# MarCum/Showdown Video New Products for 2010



## CNY Tim (Jul 1, 2005)

Enjoy...


----------



## CNY Tim (Jul 1, 2005)

Here is a quick look at the new Snow shield which will be included with the LX-3TC and LX-5 this year in addition they will each come standard with the 9 amp battery. Picture of the new softpack. Retail for the Snow Shield is $14.99 and they will be available on MarCum's website and at the ice shows for purchase.


----------



## Backwater Eddy (Jun 16, 2003)

Any other new innovations out this season from MarCum other than the "New" Snow Cap?


----------



## CNY Tim (Jul 1, 2005)

Ed I think the "new" Showdown Dual Beam 5.6 is going to be big hit and will retail for $399 and the "new" Showdown Ice Troller handheld retail $199 with the optional "new" Performance Pack for $49 is a nice pricepoint for portability and fishability. I got a chance to run the 5.6 Showdown last season and this unit is quite impressive for $349. Showdown customers wanted more and MarCum is giving it to em. The camera upgrades with the new Sony HAD II cam and options on the cameras our enginneers have done a fantastic job getting ready for this season. Here is a write-up from the ICAST show of the new camera.

Meanwhile, a search for more high-level technology led ICAST show goers to a pair of new electronics devices. MarCum Technologies has brought virtual HD viewing quality to underwater cameras, offering the new MarCum VS825SD Viewing System. Complete with new Sony Super HAD II CCD high-resolution optics and Solar Intelligent LCD display technology, MarCum has taken underwater viewing to the same technological levels as the other fish-finding/GPS tools in your boat. The VS825SD even offers a dual switchable Color/B&W LCD that yields optimal underwater clarity in all conditions. On-screen digital displays of water temperature, depth, camera direction and battery voltage round out an ultra-packed catalog of useful features, http://www.marcumtech.com

Rebates from MarCum/Showdown will sweeten the pot to the consumer when product hit's the shelves this fall.. I am excited to get the 2010/11 ice season underway..


----------



## Backwater Eddy (Jun 16, 2003)

Sounds interesting.

Lots of new toys to think about this season...already, and more to come.


----------



## CNY Tim (Jul 1, 2005)

http://www.idofishing.com/videos/vi...ros-2010-portable-mod-gtg-marcum-technologies

MarCum updates from the Thorne Bros portable mod fest. MarCum rebates as well. Thank you In Depth for the video.


----------



## CNY Tim (Jul 1, 2005)

Ice Guide video up on In-Fisheman T.V. on the Showdown. Just click on Ice Guide video there are 3 segments loaded, $25 rebate until 31 Dec 10.

http://www.in-fisherman.com/video


----------



## CNY Tim (Jul 1, 2005)

MarCum hits U-tube..

http://www.youtube.com/user/MarcumTube# ... lr6dmJbU0o


----------



## Duckslayer100 (Apr 7, 2004)

Will those snow shields fit the LX-1?


----------



## Backwater Eddy (Jun 16, 2003)

My guess, I think yes....not 100% sure though?

I believe they use the same size dial assembly on the LX-1 as the LX-3 and LX-5.

But I could be wrong?


----------

**DATASET EXCERPTS**.
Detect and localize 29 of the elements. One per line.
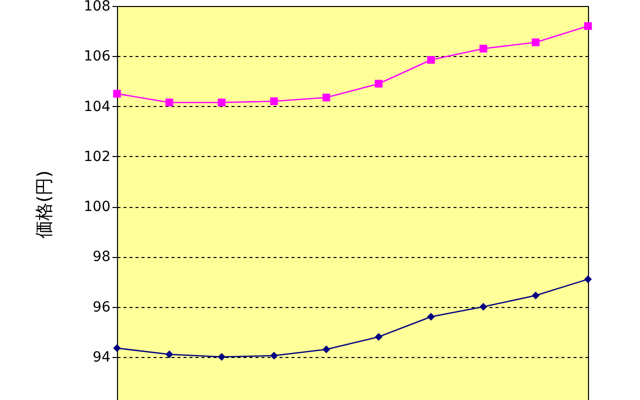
y-tick-label: 96 — [92, 299, 111, 316]
y-tick-label: 94 — [92, 349, 111, 366]
point — [322, 345, 330, 354]
point — [165, 350, 174, 358]
point — [427, 312, 435, 321]
y-tick-label: 104 — [84, 98, 111, 115]
point — [374, 80, 383, 88]
point — [218, 353, 226, 361]
y-tick-label: 106 — [84, 48, 111, 65]
point — [165, 98, 174, 106]
point — [584, 275, 592, 284]
point — [532, 38, 540, 46]
y-tick-label: 98 — [92, 249, 110, 266]
point — [113, 90, 121, 98]
point — [113, 344, 121, 352]
y-tick-label: 108 — [84, 0, 110, 14]
point — [270, 97, 278, 106]
point — [584, 22, 592, 30]
point — [427, 56, 435, 64]
y-axis-title: 価格(円) — [34, 170, 55, 239]
point — [218, 98, 226, 106]
point — [479, 302, 488, 311]
y-tick-label: 100 — [84, 199, 110, 216]
y-tick-label: 102 — [84, 148, 110, 165]
point — [374, 332, 383, 341]
point — [322, 94, 330, 102]
point — [532, 292, 540, 300]
point — [479, 44, 488, 52]
point — [270, 352, 278, 360]
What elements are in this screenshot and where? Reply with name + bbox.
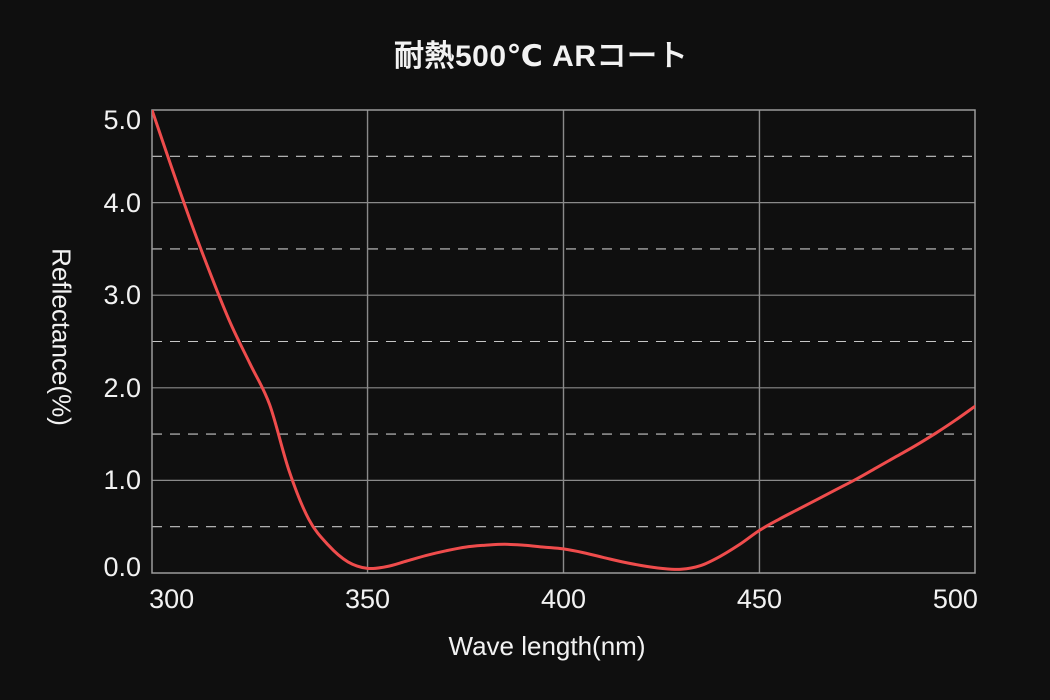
y-tick-label: 5.0 bbox=[103, 105, 141, 135]
x-axis-label: Wave length(nm) bbox=[448, 631, 646, 661]
y-tick-label: 4.0 bbox=[103, 187, 141, 218]
plot-frame bbox=[151, 109, 976, 574]
x-tick-label: 300 bbox=[149, 584, 195, 614]
chart-title: 耐熱500℃ ARコート bbox=[393, 40, 689, 73]
y-tick-label: 2.0 bbox=[103, 372, 141, 403]
reflectance-curve bbox=[152, 110, 975, 571]
y-tick-label: 1.0 bbox=[103, 465, 141, 496]
x-tick-label: 400 bbox=[540, 584, 587, 614]
x-tick-label: 500 bbox=[932, 584, 978, 614]
y-tick-label: 0.0 bbox=[103, 552, 141, 582]
x-tick-label: 350 bbox=[345, 584, 391, 614]
x-tick-label: 450 bbox=[736, 584, 782, 614]
y-tick-label: 3.0 bbox=[103, 280, 141, 311]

**WHAT YOU NEED TO DO**.
1/ According to the forum thread, what is the retail price of the Snow Shield?
2/ In the entries, revise the part that opens with the line containing "y-tick-label: 96 — [92, 299, 111, 316]" and closes with the line containing "point — [218, 353, 226, 361]" so that "y-tick-label" becomes "y-axis-tick", with everything else unchanged. Return only those lines.

**SOLUTIONS IN ORDER**.
1/ $14.99

2/
y-axis-tick: 96 — [92, 299, 111, 316]
y-axis-tick: 94 — [92, 349, 111, 366]
point — [322, 345, 330, 354]
point — [165, 350, 174, 358]
point — [427, 312, 435, 321]
y-axis-tick: 104 — [84, 98, 111, 115]
point — [374, 80, 383, 88]
point — [218, 353, 226, 361]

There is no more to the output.